+++ Supplied records +++
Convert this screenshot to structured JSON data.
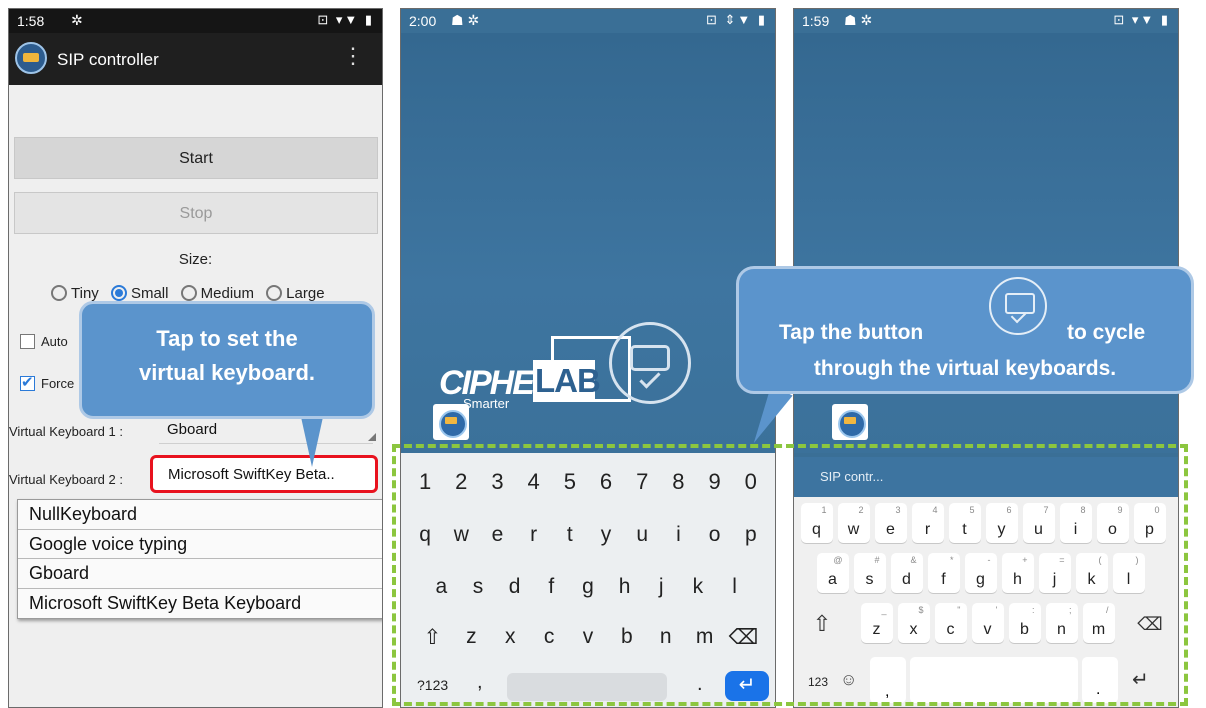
{
  "panel1": {
    "status": {
      "time": "1:58",
      "icons": "⊡ ▾▼ ▮"
    },
    "app_title": "SIP controller",
    "menu_icon": "⋮",
    "start_label": "Start",
    "stop_label": "Stop",
    "size_label": "Size:",
    "sizes": [
      "Tiny",
      "Small",
      "Medium",
      "Large"
    ],
    "selected_size": "Small",
    "auto_label": "Auto",
    "force_label": "Force",
    "vk1_label": "Virtual Keyboard 1 :",
    "vk1_value": "Gboard",
    "vk2_label": "Virtual Keyboard 2 :",
    "vk2_value": "Microsoft SwiftKey Beta..",
    "dropdown_options": [
      "NullKeyboard",
      "Google voice typing",
      "Gboard",
      "Microsoft SwiftKey Beta Keyboard"
    ],
    "callout_line1": "Tap to set the",
    "callout_line2": "virtual keyboard."
  },
  "panel2": {
    "status": {
      "time": "2:00",
      "icons": "⊡ ⇕▼ ▮"
    },
    "logo_word": "CIPHER",
    "logo_lab": "LAB",
    "logo_tagline": "Smarter",
    "gboard": {
      "numbers": [
        "1",
        "2",
        "3",
        "4",
        "5",
        "6",
        "7",
        "8",
        "9",
        "0"
      ],
      "row1": [
        "q",
        "w",
        "e",
        "r",
        "t",
        "y",
        "u",
        "i",
        "o",
        "p"
      ],
      "row2": [
        "a",
        "s",
        "d",
        "f",
        "g",
        "h",
        "j",
        "k",
        "l"
      ],
      "row3": [
        "⇧",
        "z",
        "x",
        "c",
        "v",
        "b",
        "n",
        "m",
        "⌫"
      ],
      "sym_key": "?123",
      "comma": ",",
      "period": ".",
      "enter": "↵"
    }
  },
  "panel3": {
    "status": {
      "time": "1:59",
      "icons": "⊡ ▾▼ ▮"
    },
    "sip_title": "SIP contr...",
    "swiftkey": {
      "row1": [
        [
          "q",
          "1"
        ],
        [
          "w",
          "2"
        ],
        [
          "e",
          "3"
        ],
        [
          "r",
          "4"
        ],
        [
          "t",
          "5"
        ],
        [
          "y",
          "6"
        ],
        [
          "u",
          "7"
        ],
        [
          "i",
          "8"
        ],
        [
          "o",
          "9"
        ],
        [
          "p",
          "0"
        ]
      ],
      "row2": [
        [
          "a",
          "@"
        ],
        [
          "s",
          "#"
        ],
        [
          "d",
          "&"
        ],
        [
          "f",
          "*"
        ],
        [
          "g",
          "-"
        ],
        [
          "h",
          "+"
        ],
        [
          "j",
          "="
        ],
        [
          "k",
          "("
        ],
        [
          "l",
          ")"
        ]
      ],
      "row3": [
        [
          "z",
          "_"
        ],
        [
          "x",
          "$"
        ],
        [
          "c",
          "\""
        ],
        [
          "v",
          "'"
        ],
        [
          "b",
          ":"
        ],
        [
          "n",
          ";"
        ],
        [
          "m",
          "/"
        ]
      ],
      "shift": "⇧",
      "backspace": "⌫",
      "sym_key": "123",
      "emoji": "☺",
      "comma": ",",
      "period": ".",
      "enter": "↵"
    }
  },
  "callout2": {
    "line1_a": "Tap the button",
    "line1_b": "to cycle",
    "line2": "through the virtual keyboards."
  },
  "colors": {
    "accent": "#2b7ad8",
    "callout": "#5b94cc",
    "highlight_red": "#e8121e",
    "dashed_green": "#8cc63f",
    "wallpaper": "#3a6f96"
  }
}
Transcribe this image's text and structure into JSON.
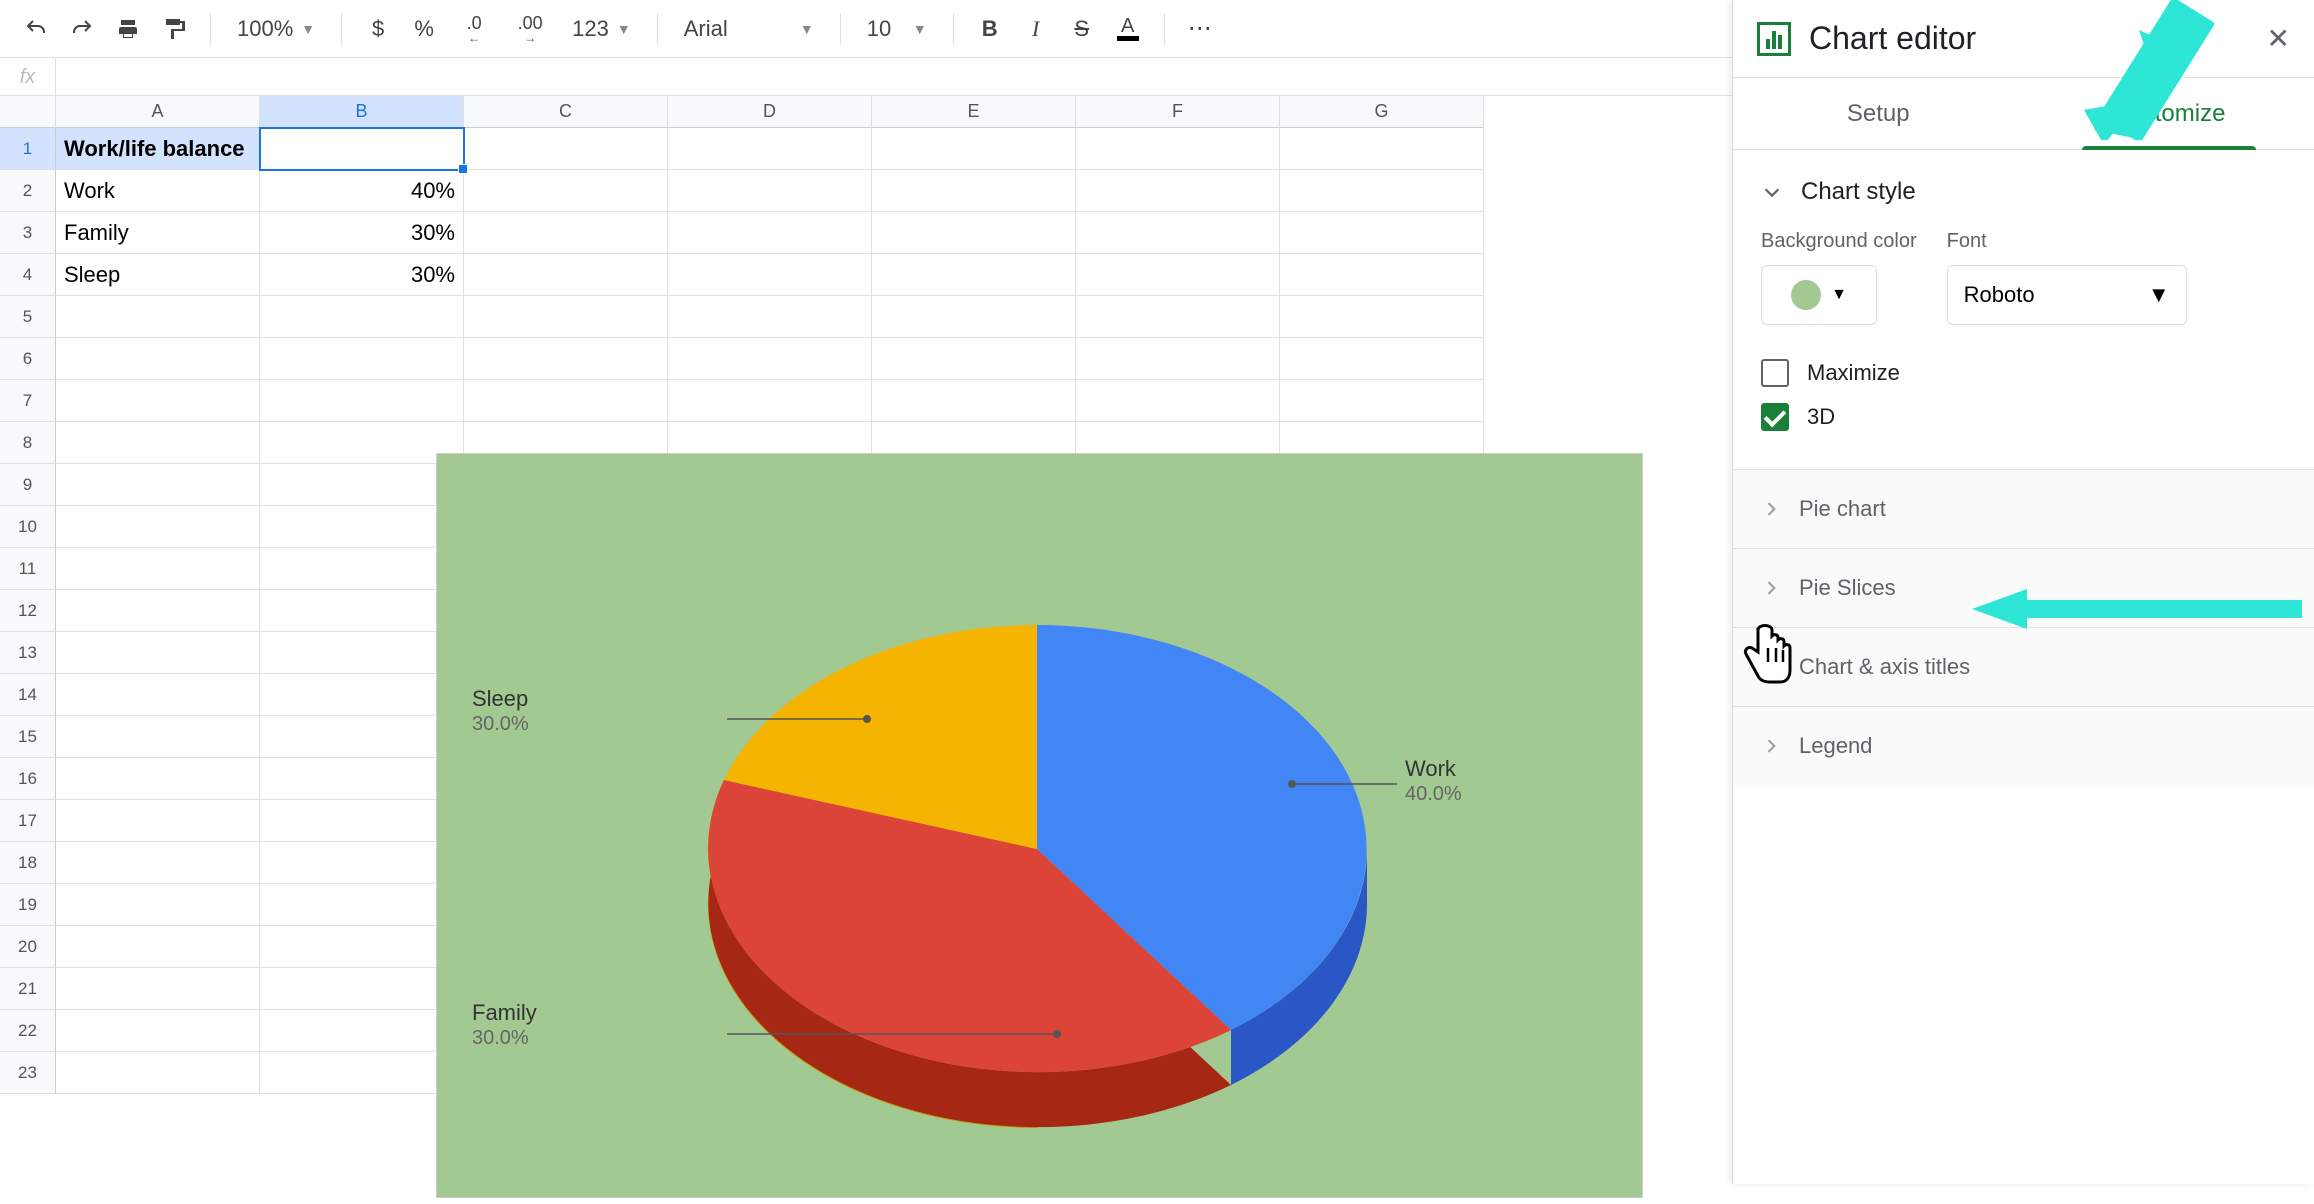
{
  "toolbar": {
    "zoom": "100%",
    "currency": "$",
    "percent": "%",
    "decDec": ".0",
    "incDec": ".00",
    "formats": "123",
    "font": "Arial",
    "fontSize": "10",
    "bold": "B",
    "italic": "I",
    "strike": "S",
    "textColor": "A",
    "more": "⋯"
  },
  "formula": {
    "fx": "fx"
  },
  "columns": [
    "A",
    "B",
    "C",
    "D",
    "E",
    "F",
    "G"
  ],
  "rows": [
    "1",
    "2",
    "3",
    "4",
    "5",
    "6",
    "7",
    "8",
    "9",
    "10",
    "11",
    "12",
    "13",
    "14",
    "15",
    "16",
    "17",
    "18",
    "19",
    "20",
    "21",
    "22",
    "23"
  ],
  "sheet": {
    "a1": "Work/life balance",
    "a2": "Work",
    "b2": "40%",
    "a3": "Family",
    "b3": "30%",
    "a4": "Sleep",
    "b4": "30%"
  },
  "chart_data": {
    "type": "pie",
    "title": "",
    "series": [
      {
        "name": "Work",
        "value": 40,
        "label": "40.0%",
        "color": "#4285f4"
      },
      {
        "name": "Family",
        "value": 30,
        "label": "30.0%",
        "color": "#db4437"
      },
      {
        "name": "Sleep",
        "value": 30,
        "label": "30.0%",
        "color": "#f4b400"
      }
    ],
    "background": "#a3c993",
    "is_3d": true,
    "labels": {
      "work_name": "Work",
      "work_pct": "40.0%",
      "family_name": "Family",
      "family_pct": "30.0%",
      "sleep_name": "Sleep",
      "sleep_pct": "30.0%"
    }
  },
  "panel": {
    "title": "Chart editor",
    "tabs": {
      "setup": "Setup",
      "customize": "Customize"
    },
    "chartStyle": "Chart style",
    "bgLabel": "Background color",
    "fontLabel": "Font",
    "fontValue": "Roboto",
    "maximize": "Maximize",
    "threeD": "3D",
    "sections": {
      "pieChart": "Pie chart",
      "pieSlices": "Pie Slices",
      "axisTitles": "Chart & axis titles",
      "legend": "Legend"
    }
  }
}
+++
▸ Task details
Quote each record exactly as it stands, minus the pictures.

▸ Written solution
Convert this screenshot to structured JSON data.
{
  "panel1": {
    "status": {
      "time": "1:58",
      "icons": "⊡ ▾▼ ▮"
    },
    "app_title": "SIP controller",
    "menu_icon": "⋮",
    "start_label": "Start",
    "stop_label": "Stop",
    "size_label": "Size:",
    "sizes": [
      "Tiny",
      "Small",
      "Medium",
      "Large"
    ],
    "selected_size": "Small",
    "auto_label": "Auto",
    "force_label": "Force",
    "vk1_label": "Virtual Keyboard 1 :",
    "vk1_value": "Gboard",
    "vk2_label": "Virtual Keyboard 2 :",
    "vk2_value": "Microsoft SwiftKey Beta..",
    "dropdown_options": [
      "NullKeyboard",
      "Google voice typing",
      "Gboard",
      "Microsoft SwiftKey Beta Keyboard"
    ],
    "callout_line1": "Tap to set the",
    "callout_line2": "virtual keyboard."
  },
  "panel2": {
    "status": {
      "time": "2:00",
      "icons": "⊡ ⇕▼ ▮"
    },
    "logo_word": "CIPHER",
    "logo_lab": "LAB",
    "logo_tagline": "Smarter",
    "gboard": {
      "numbers": [
        "1",
        "2",
        "3",
        "4",
        "5",
        "6",
        "7",
        "8",
        "9",
        "0"
      ],
      "row1": [
        "q",
        "w",
        "e",
        "r",
        "t",
        "y",
        "u",
        "i",
        "o",
        "p"
      ],
      "row2": [
        "a",
        "s",
        "d",
        "f",
        "g",
        "h",
        "j",
        "k",
        "l"
      ],
      "row3": [
        "⇧",
        "z",
        "x",
        "c",
        "v",
        "b",
        "n",
        "m",
        "⌫"
      ],
      "sym_key": "?123",
      "comma": ",",
      "period": ".",
      "enter": "↵"
    }
  },
  "panel3": {
    "status": {
      "time": "1:59",
      "icons": "⊡ ▾▼ ▮"
    },
    "sip_title": "SIP contr...",
    "swiftkey": {
      "row1": [
        [
          "q",
          "1"
        ],
        [
          "w",
          "2"
        ],
        [
          "e",
          "3"
        ],
        [
          "r",
          "4"
        ],
        [
          "t",
          "5"
        ],
        [
          "y",
          "6"
        ],
        [
          "u",
          "7"
        ],
        [
          "i",
          "8"
        ],
        [
          "o",
          "9"
        ],
        [
          "p",
          "0"
        ]
      ],
      "row2": [
        [
          "a",
          "@"
        ],
        [
          "s",
          "#"
        ],
        [
          "d",
          "&"
        ],
        [
          "f",
          "*"
        ],
        [
          "g",
          "-"
        ],
        [
          "h",
          "+"
        ],
        [
          "j",
          "="
        ],
        [
          "k",
          "("
        ],
        [
          "l",
          ")"
        ]
      ],
      "row3": [
        [
          "z",
          "_"
        ],
        [
          "x",
          "$"
        ],
        [
          "c",
          "\""
        ],
        [
          "v",
          "'"
        ],
        [
          "b",
          ":"
        ],
        [
          "n",
          ";"
        ],
        [
          "m",
          "/"
        ]
      ],
      "shift": "⇧",
      "backspace": "⌫",
      "sym_key": "123",
      "emoji": "☺",
      "comma": ",",
      "period": ".",
      "enter": "↵"
    }
  },
  "callout2": {
    "line1_a": "Tap the button",
    "line1_b": "to cycle",
    "line2": "through the virtual keyboards."
  },
  "colors": {
    "accent": "#2b7ad8",
    "callout": "#5b94cc",
    "highlight_red": "#e8121e",
    "dashed_green": "#8cc63f",
    "wallpaper": "#3a6f96"
  }
}
Transcribe this image's text and structure into JSON.
{
  "toolbar": {
    "zoom": "100%",
    "currency": "$",
    "percent": "%",
    "decDec": ".0",
    "incDec": ".00",
    "formats": "123",
    "font": "Arial",
    "fontSize": "10",
    "bold": "B",
    "italic": "I",
    "strike": "S",
    "textColor": "A",
    "more": "⋯"
  },
  "formula": {
    "fx": "fx"
  },
  "columns": [
    "A",
    "B",
    "C",
    "D",
    "E",
    "F",
    "G"
  ],
  "rows": [
    "1",
    "2",
    "3",
    "4",
    "5",
    "6",
    "7",
    "8",
    "9",
    "10",
    "11",
    "12",
    "13",
    "14",
    "15",
    "16",
    "17",
    "18",
    "19",
    "20",
    "21",
    "22",
    "23"
  ],
  "sheet": {
    "a1": "Work/life balance",
    "a2": "Work",
    "b2": "40%",
    "a3": "Family",
    "b3": "30%",
    "a4": "Sleep",
    "b4": "30%"
  },
  "chart_data": {
    "type": "pie",
    "title": "",
    "series": [
      {
        "name": "Work",
        "value": 40,
        "label": "40.0%",
        "color": "#4285f4"
      },
      {
        "name": "Family",
        "value": 30,
        "label": "30.0%",
        "color": "#db4437"
      },
      {
        "name": "Sleep",
        "value": 30,
        "label": "30.0%",
        "color": "#f4b400"
      }
    ],
    "background": "#a3c993",
    "is_3d": true,
    "labels": {
      "work_name": "Work",
      "work_pct": "40.0%",
      "family_name": "Family",
      "family_pct": "30.0%",
      "sleep_name": "Sleep",
      "sleep_pct": "30.0%"
    }
  },
  "panel": {
    "title": "Chart editor",
    "tabs": {
      "setup": "Setup",
      "customize": "Customize"
    },
    "chartStyle": "Chart style",
    "bgLabel": "Background color",
    "fontLabel": "Font",
    "fontValue": "Roboto",
    "maximize": "Maximize",
    "threeD": "3D",
    "sections": {
      "pieChart": "Pie chart",
      "pieSlices": "Pie Slices",
      "axisTitles": "Chart & axis titles",
      "legend": "Legend"
    }
  }
}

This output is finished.